Task instructions
Reproduce the following lines verbatim, leaving out the pictures.

***

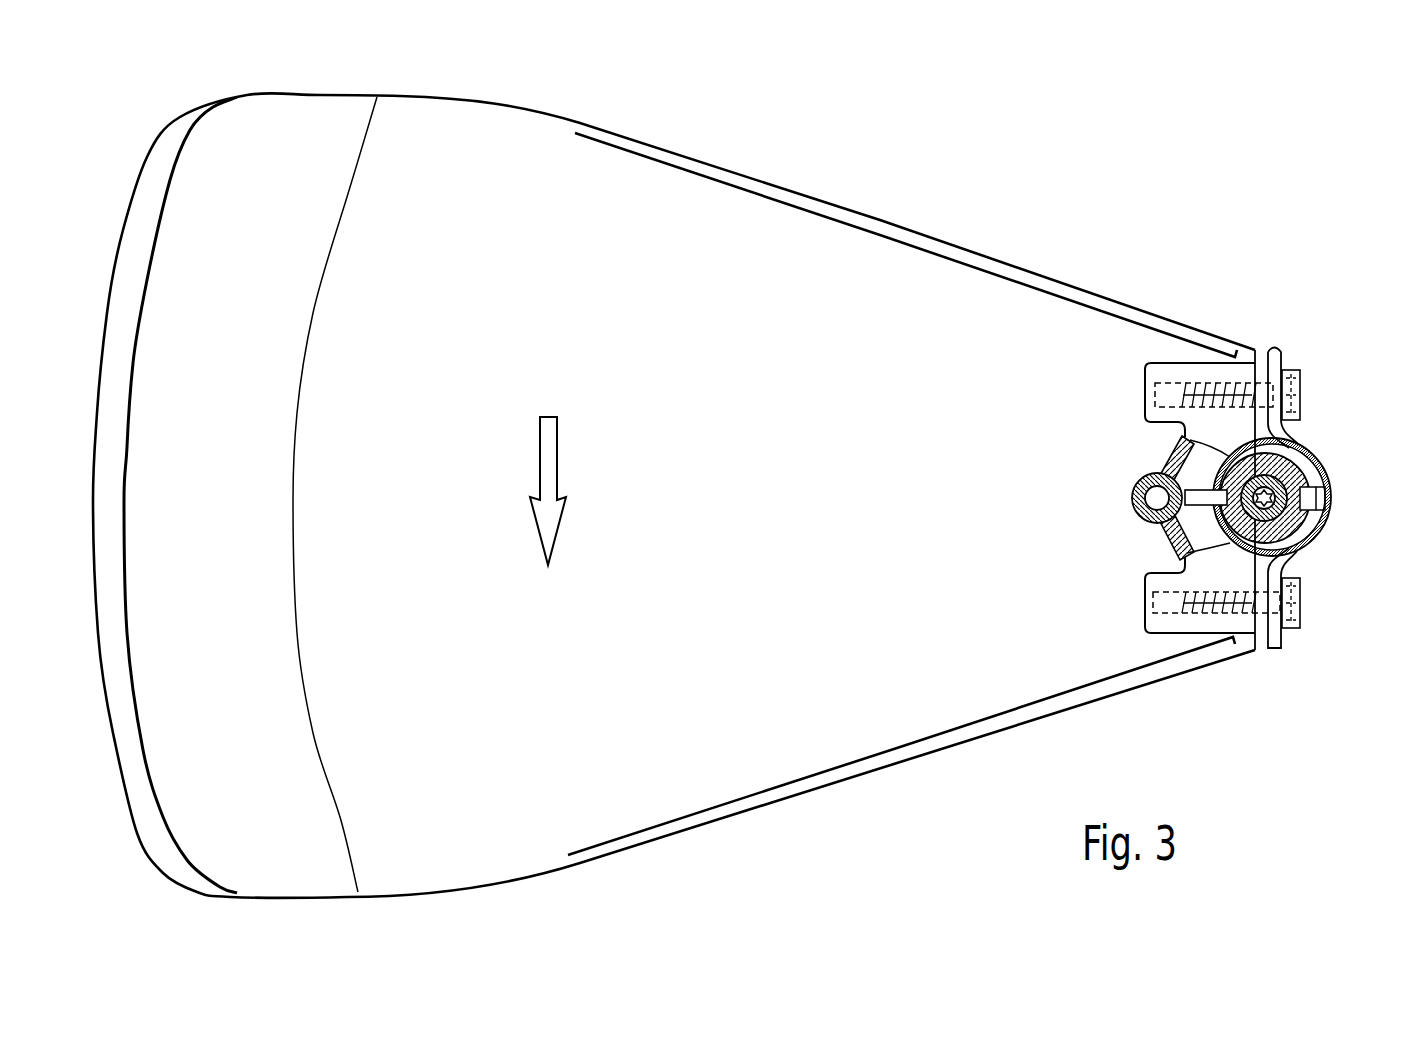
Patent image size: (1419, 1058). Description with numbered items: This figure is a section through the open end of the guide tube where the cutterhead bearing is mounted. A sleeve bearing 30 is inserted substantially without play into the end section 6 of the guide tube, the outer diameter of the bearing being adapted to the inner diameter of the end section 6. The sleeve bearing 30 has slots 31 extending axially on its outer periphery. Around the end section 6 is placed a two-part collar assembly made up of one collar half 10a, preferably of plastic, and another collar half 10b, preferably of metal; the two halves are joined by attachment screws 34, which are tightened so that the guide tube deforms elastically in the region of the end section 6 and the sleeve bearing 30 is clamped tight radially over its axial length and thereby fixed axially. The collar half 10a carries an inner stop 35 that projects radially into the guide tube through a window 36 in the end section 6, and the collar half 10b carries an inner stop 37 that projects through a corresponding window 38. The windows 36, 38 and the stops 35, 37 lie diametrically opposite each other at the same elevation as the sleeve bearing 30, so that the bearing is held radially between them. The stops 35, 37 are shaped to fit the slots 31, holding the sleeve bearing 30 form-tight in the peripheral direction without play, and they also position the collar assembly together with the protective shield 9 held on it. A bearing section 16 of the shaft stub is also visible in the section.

The protective shield 9 is at (827, 503).
The collar half 10a is at (1185, 370).
The collar half 10b is at (1270, 650).
The bearing section 16 is at (1297, 562).
The sleeve bearing 30 is at (1308, 549).
The slots 31 is at (1290, 452).
The end section 6 is at (1318, 450).
The attachment screws 34 is at (1290, 368).
The inner stop 35 is at (1170, 455).
The window 36 is at (1163, 520).
The inner stop 37 is at (1318, 493).
The window 38 is at (1333, 506).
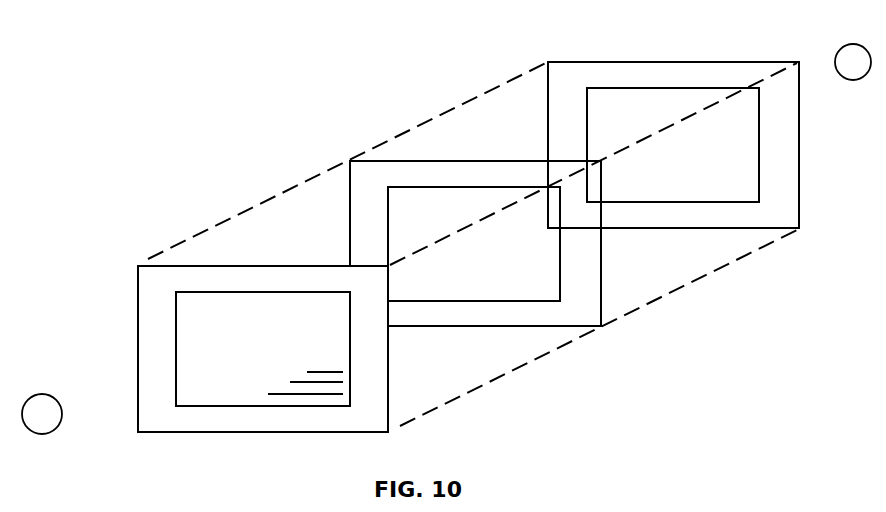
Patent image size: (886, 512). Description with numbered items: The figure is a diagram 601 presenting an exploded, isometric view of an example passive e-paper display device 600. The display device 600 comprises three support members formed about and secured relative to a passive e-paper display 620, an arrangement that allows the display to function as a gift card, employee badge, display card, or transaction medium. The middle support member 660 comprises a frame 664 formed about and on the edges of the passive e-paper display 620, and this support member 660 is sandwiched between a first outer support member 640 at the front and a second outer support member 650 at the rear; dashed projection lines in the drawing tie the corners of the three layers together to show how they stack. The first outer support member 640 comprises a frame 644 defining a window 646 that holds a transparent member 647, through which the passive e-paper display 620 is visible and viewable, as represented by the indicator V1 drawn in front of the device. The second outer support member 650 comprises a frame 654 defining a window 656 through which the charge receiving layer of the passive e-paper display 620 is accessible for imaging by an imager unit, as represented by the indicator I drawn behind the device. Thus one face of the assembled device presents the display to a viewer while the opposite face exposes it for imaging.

The passive e-paper display device 600 is at (180, 191).
The diagram 601 is at (174, 53).
The e-paper display 620 is at (474, 244).
The first outer support member 640 is at (137, 328).
The frame 644 is at (200, 420).
The window 646 is at (242, 406).
The transparent member 647 is at (263, 349).
The second outer support member 650 is at (622, 59).
The frame 654 is at (682, 70).
The window 656 is at (715, 88).
The support member 660 is at (399, 158).
The frame 664 is at (457, 176).
The indicator I is at (808, 112).
The indicator V1 is at (102, 367).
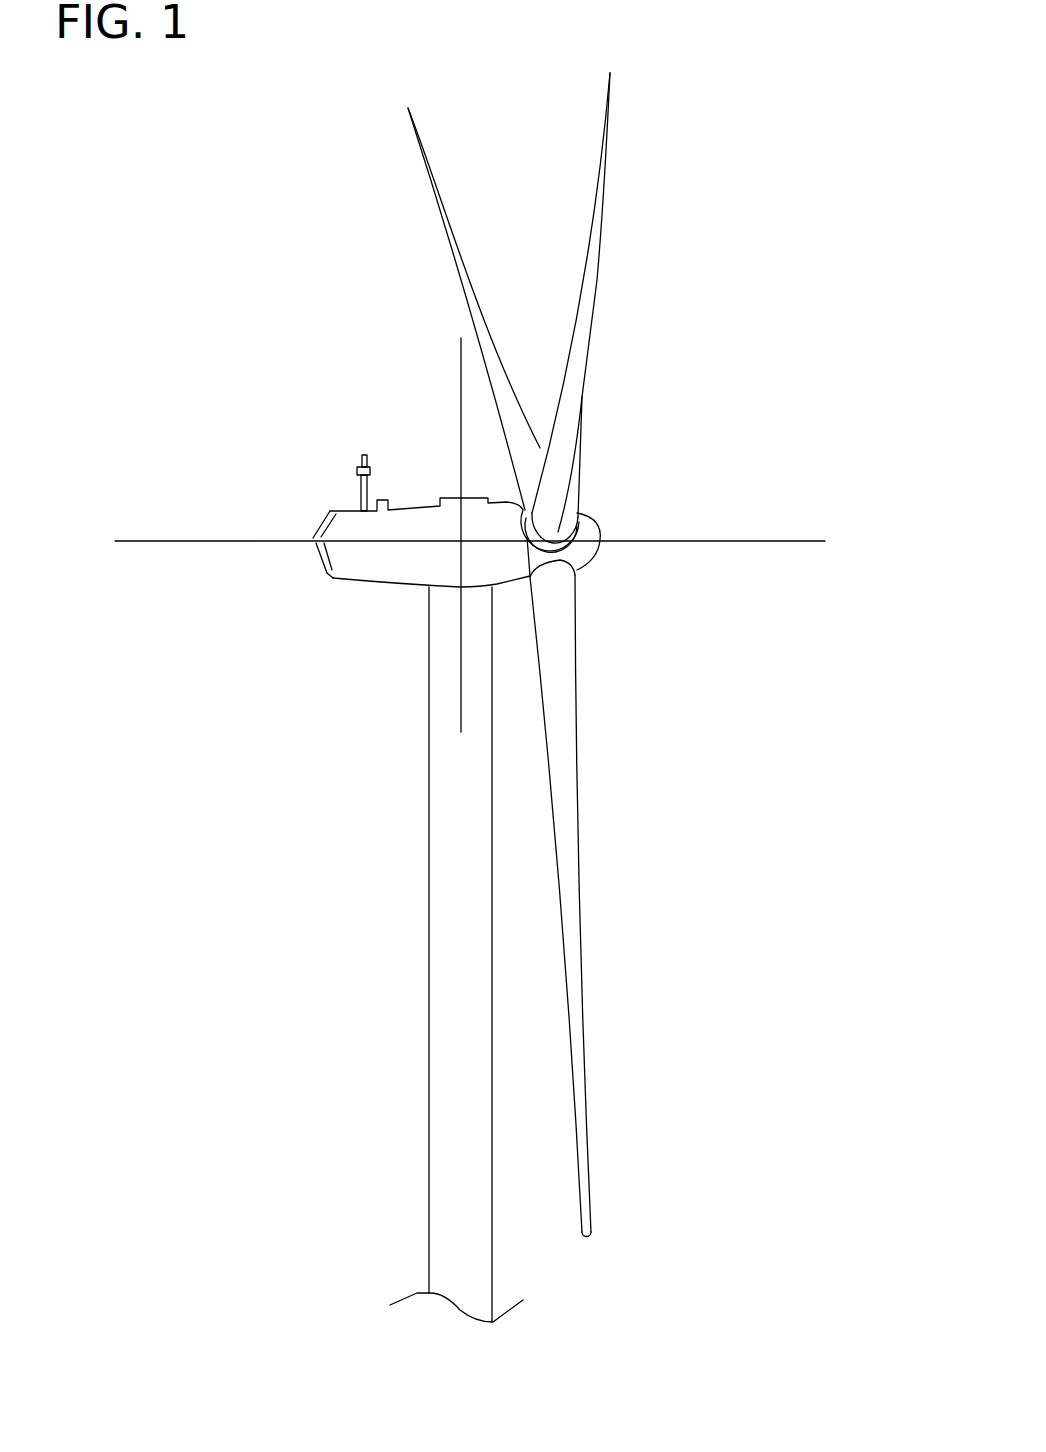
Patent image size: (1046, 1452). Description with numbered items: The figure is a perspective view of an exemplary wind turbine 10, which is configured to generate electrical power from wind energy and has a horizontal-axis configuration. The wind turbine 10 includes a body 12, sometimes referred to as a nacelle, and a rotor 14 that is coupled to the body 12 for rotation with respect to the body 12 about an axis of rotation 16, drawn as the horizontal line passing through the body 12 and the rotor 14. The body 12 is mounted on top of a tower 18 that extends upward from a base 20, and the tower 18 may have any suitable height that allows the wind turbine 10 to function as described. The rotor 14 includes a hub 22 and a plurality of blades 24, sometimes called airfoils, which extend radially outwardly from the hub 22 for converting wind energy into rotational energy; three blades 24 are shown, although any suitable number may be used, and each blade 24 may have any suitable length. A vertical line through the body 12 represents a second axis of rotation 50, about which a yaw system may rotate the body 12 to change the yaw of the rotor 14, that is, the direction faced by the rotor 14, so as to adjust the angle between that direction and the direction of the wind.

The wind turbine 10 is at (253, 137).
The body 12 is at (368, 583).
The rotor 14 is at (557, 655).
The axis of rotation 16 is at (713, 540).
The tower 18 is at (429, 873).
The base 20 is at (384, 1316).
The hub 22 is at (598, 547).
The blades 24 is at (442, 178).
The axis of rotation 50 is at (460, 355).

***

Right answer
Patent image size: (1419, 1058). Description with numbered items: This figure is a section through the open end of the guide tube where the cutterhead bearing is mounted. A sleeve bearing 30 is inserted substantially without play into the end section 6 of the guide tube, the outer diameter of the bearing being adapted to the inner diameter of the end section 6. The sleeve bearing 30 has slots 31 extending axially on its outer periphery. Around the end section 6 is placed a two-part collar assembly made up of one collar half 10a, preferably of plastic, and another collar half 10b, preferably of metal; the two halves are joined by attachment screws 34, which are tightened so that the guide tube deforms elastically in the region of the end section 6 and the sleeve bearing 30 is clamped tight radially over its axial length and thereby fixed axially. The collar half 10a carries an inner stop 35 that projects radially into the guide tube through a window 36 in the end section 6, and the collar half 10b carries an inner stop 37 that projects through a corresponding window 38. The windows 36, 38 and the stops 35, 37 lie diametrically opposite each other at the same elevation as the sleeve bearing 30, so that the bearing is held radially between them. The stops 35, 37 are shaped to fit the slots 31, holding the sleeve bearing 30 form-tight in the peripheral direction without play, and they also position the collar assembly together with the protective shield 9 held on it. A bearing section 16 of the shaft stub is also visible in the section.

The protective shield 9 is at (827, 503).
The collar half 10a is at (1185, 370).
The collar half 10b is at (1270, 650).
The bearing section 16 is at (1297, 562).
The sleeve bearing 30 is at (1308, 549).
The slots 31 is at (1290, 452).
The end section 6 is at (1318, 450).
The attachment screws 34 is at (1290, 368).
The inner stop 35 is at (1170, 455).
The window 36 is at (1163, 520).
The inner stop 37 is at (1318, 493).
The window 38 is at (1333, 506).
Patent image size: (886, 512). Description with numbered items: The figure is a diagram 601 presenting an exploded, isometric view of an example passive e-paper display device 600. The display device 600 comprises three support members formed about and secured relative to a passive e-paper display 620, an arrangement that allows the display to function as a gift card, employee badge, display card, or transaction medium. The middle support member 660 comprises a frame 664 formed about and on the edges of the passive e-paper display 620, and this support member 660 is sandwiched between a first outer support member 640 at the front and a second outer support member 650 at the rear; dashed projection lines in the drawing tie the corners of the three layers together to show how they stack. The first outer support member 640 comprises a frame 644 defining a window 646 that holds a transparent member 647, through which the passive e-paper display 620 is visible and viewable, as represented by the indicator V1 drawn in front of the device. The second outer support member 650 comprises a frame 654 defining a window 656 through which the charge receiving layer of the passive e-paper display 620 is accessible for imaging by an imager unit, as represented by the indicator I drawn behind the device. Thus one face of the assembled device presents the display to a viewer while the opposite face exposes it for imaging.

The passive e-paper display device 600 is at (180, 191).
The diagram 601 is at (174, 53).
The e-paper display 620 is at (474, 244).
The first outer support member 640 is at (137, 328).
The frame 644 is at (200, 420).
The window 646 is at (242, 406).
The transparent member 647 is at (263, 349).
The second outer support member 650 is at (622, 59).
The frame 654 is at (682, 70).
The window 656 is at (715, 88).
The support member 660 is at (399, 158).
The frame 664 is at (457, 176).
The indicator I is at (808, 112).
The indicator V1 is at (102, 367).
Patent image size: (1046, 1452). Description with numbered items: The figure is a perspective view of an exemplary wind turbine 10, which is configured to generate electrical power from wind energy and has a horizontal-axis configuration. The wind turbine 10 includes a body 12, sometimes referred to as a nacelle, and a rotor 14 that is coupled to the body 12 for rotation with respect to the body 12 about an axis of rotation 16, drawn as the horizontal line passing through the body 12 and the rotor 14. The body 12 is mounted on top of a tower 18 that extends upward from a base 20, and the tower 18 may have any suitable height that allows the wind turbine 10 to function as described. The rotor 14 includes a hub 22 and a plurality of blades 24, sometimes called airfoils, which extend radially outwardly from the hub 22 for converting wind energy into rotational energy; three blades 24 are shown, although any suitable number may be used, and each blade 24 may have any suitable length. A vertical line through the body 12 represents a second axis of rotation 50, about which a yaw system may rotate the body 12 to change the yaw of the rotor 14, that is, the direction faced by the rotor 14, so as to adjust the angle between that direction and the direction of the wind.

The wind turbine 10 is at (253, 137).
The body 12 is at (368, 583).
The rotor 14 is at (557, 655).
The axis of rotation 16 is at (713, 540).
The tower 18 is at (429, 873).
The base 20 is at (384, 1316).
The hub 22 is at (598, 547).
The blades 24 is at (442, 178).
The axis of rotation 50 is at (460, 355).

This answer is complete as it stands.